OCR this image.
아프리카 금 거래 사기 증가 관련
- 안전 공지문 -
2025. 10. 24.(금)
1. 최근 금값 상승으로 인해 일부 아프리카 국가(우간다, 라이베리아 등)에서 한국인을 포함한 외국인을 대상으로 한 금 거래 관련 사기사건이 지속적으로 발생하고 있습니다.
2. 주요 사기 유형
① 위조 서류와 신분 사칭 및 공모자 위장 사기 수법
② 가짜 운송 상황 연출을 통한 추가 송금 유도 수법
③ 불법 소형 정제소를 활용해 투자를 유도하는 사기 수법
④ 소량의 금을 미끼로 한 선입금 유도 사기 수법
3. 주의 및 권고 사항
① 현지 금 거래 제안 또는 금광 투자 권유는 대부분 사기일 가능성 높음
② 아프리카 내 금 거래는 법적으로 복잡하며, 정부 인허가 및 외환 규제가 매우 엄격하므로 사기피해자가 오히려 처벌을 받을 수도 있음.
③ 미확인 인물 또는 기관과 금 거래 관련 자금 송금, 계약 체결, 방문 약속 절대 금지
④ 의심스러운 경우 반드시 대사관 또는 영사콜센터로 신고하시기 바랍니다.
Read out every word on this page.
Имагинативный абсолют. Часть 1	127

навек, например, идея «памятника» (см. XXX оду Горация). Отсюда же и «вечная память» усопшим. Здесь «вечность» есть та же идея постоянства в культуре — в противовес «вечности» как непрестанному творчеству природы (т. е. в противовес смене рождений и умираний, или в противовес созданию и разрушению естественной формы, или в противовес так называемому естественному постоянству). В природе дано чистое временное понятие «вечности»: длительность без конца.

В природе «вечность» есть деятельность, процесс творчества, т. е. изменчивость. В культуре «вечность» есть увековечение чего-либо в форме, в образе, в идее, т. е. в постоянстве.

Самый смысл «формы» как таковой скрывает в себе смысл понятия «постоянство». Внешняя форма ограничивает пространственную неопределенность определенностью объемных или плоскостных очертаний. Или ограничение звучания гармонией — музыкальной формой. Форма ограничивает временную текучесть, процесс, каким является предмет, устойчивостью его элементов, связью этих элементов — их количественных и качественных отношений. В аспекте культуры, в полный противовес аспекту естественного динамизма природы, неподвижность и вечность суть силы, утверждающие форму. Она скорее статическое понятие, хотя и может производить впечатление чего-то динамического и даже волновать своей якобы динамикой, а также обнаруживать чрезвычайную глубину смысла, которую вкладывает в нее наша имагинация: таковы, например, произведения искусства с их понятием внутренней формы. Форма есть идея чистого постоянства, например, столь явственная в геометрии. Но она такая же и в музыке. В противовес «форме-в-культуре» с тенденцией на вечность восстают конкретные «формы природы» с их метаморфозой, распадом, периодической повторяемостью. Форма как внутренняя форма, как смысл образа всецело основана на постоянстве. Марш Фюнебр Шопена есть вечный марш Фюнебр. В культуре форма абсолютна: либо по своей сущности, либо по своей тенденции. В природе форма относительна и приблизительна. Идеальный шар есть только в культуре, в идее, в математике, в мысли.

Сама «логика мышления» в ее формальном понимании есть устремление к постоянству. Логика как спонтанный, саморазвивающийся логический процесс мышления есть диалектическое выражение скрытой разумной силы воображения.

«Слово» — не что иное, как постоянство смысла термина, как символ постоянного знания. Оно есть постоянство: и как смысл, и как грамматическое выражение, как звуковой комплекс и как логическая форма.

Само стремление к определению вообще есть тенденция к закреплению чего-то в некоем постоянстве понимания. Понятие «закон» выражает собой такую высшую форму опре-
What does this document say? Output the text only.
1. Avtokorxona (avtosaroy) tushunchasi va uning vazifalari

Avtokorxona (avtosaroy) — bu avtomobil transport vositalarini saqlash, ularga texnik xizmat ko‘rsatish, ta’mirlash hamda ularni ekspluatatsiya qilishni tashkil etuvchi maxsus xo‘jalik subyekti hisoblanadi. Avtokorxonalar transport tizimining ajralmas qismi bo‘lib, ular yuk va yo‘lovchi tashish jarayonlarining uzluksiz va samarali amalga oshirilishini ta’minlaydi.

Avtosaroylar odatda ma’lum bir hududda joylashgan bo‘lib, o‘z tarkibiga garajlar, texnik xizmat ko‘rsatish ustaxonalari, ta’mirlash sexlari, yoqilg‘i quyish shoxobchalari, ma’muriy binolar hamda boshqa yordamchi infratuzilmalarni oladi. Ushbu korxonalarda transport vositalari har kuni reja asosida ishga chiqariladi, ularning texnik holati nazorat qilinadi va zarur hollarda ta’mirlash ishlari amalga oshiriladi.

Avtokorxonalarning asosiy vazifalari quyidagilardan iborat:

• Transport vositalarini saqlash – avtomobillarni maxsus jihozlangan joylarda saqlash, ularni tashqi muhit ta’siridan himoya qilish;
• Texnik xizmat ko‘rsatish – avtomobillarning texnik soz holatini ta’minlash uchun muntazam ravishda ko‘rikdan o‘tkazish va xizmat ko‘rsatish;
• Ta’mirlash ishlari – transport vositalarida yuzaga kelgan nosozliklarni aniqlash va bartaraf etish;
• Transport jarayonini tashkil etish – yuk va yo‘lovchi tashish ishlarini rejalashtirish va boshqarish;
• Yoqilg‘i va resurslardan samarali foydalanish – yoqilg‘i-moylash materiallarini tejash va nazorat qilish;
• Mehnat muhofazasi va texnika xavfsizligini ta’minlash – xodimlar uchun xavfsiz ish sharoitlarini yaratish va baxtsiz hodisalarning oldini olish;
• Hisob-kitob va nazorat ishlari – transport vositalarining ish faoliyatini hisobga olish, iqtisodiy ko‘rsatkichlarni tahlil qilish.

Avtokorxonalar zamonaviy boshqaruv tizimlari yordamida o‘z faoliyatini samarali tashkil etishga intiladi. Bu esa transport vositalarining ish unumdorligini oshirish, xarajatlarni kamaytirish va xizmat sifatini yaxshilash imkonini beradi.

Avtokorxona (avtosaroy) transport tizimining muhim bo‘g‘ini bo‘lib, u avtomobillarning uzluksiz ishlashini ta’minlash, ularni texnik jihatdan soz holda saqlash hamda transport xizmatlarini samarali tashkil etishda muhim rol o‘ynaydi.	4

===

Prompt »
In the records above, how many lines include the string "this"? Answer with only the number.

Task solution »
3